▶ [TASK REQUIREMENTS] Can you reproduce the data beneath, keeping every line exact?

------ INPUT ROWS

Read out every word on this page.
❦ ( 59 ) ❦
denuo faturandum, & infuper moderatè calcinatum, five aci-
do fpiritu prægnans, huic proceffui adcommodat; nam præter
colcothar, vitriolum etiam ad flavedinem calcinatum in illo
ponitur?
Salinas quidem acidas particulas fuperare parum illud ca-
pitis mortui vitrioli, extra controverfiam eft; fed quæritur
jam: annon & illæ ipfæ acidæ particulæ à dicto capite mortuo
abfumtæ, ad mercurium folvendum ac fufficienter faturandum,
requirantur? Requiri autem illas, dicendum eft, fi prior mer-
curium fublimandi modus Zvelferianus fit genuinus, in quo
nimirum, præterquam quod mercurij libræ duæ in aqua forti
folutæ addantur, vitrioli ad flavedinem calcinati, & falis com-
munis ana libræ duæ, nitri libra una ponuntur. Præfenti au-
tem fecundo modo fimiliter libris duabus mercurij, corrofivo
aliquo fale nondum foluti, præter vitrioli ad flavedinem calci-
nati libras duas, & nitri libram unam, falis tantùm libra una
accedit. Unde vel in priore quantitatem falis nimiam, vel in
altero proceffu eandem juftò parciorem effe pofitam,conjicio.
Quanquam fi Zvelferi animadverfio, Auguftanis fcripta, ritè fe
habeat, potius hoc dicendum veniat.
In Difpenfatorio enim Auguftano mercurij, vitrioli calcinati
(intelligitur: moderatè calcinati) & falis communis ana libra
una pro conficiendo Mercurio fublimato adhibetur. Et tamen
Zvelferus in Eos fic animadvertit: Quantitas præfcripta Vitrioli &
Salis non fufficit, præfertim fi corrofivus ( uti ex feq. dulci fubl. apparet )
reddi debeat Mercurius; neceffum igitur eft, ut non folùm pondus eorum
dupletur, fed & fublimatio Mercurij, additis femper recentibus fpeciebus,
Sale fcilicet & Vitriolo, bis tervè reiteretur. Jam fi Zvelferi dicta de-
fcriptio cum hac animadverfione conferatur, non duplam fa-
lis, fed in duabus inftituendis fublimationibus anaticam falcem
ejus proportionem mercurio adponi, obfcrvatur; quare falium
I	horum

------------

▶ [RESULT]
Read out every word on this page.
❦ ( 59 ) ❦
denuo faturandum, & infuper moderatè calcinatum, five aci-
do fpiritu prægnans, huic proceffui adcommodat; nam præter
colcothar, vitriolum etiam ad flavedinem calcinatum in illo
ponitur?
Salinas quidem acidas particulas fuperare parum illud ca-
pitis mortui vitrioli, extra controverfiam eft; fed quæritur
jam: annon & illæ ipfæ acidæ particulæ à dicto capite mortuo
abfumtæ, ad mercurium folvendum ac fufficienter faturandum,
requirantur? Requiri autem illas, dicendum eft, fi prior mer-
curium fublimandi modus Zvelferianus fit genuinus, in quo
nimirum, præterquam quod mercurij libræ duæ in aqua forti
folutæ addantur, vitrioli ad flavedinem calcinati, & falis com-
munis ana libræ duæ, nitri libra una ponuntur. Præfenti au-
tem fecundo modo fimiliter libris duabus mercurij, corrofivo
aliquo fale nondum foluti, præter vitrioli ad flavedinem calci-
nati libras duas, & nitri libram unam, falis tantùm libra una
accedit. Unde vel in priore quantitatem falis nimiam, vel in
altero proceffu eandem juftò parciorem effe pofitam,conjicio.
Quanquam fi Zvelferi animadverfio, Auguftanis fcripta, ritè fe
habeat, potius hoc dicendum veniat.
In Difpenfatorio enim Auguftano mercurij, vitrioli calcinati
(intelligitur: moderatè calcinati) & falis communis ana libra
una pro conficiendo Mercurio fublimato adhibetur. Et tamen
Zvelferus in Eos fic animadvertit: Quantitas præfcripta Vitrioli &
Salis non fufficit, præfertim fi corrofivus ( uti ex feq. dulci fubl. apparet )
reddi debeat Mercurius; neceffum igitur eft, ut non folùm pondus eorum
dupletur, fed & fublimatio Mercurij, additis femper recentibus fpeciebus,
Sale fcilicet & Vitriolo, bis tervè reiteretur. Jam fi Zvelferi dicta de-
fcriptio cum hac animadverfione conferatur, non duplam fa-
lis, fed in duabus inftituendis fublimationibus anaticam falcem
ejus proportionem mercurio adponi, obfcrvatur; quare falium
I	horum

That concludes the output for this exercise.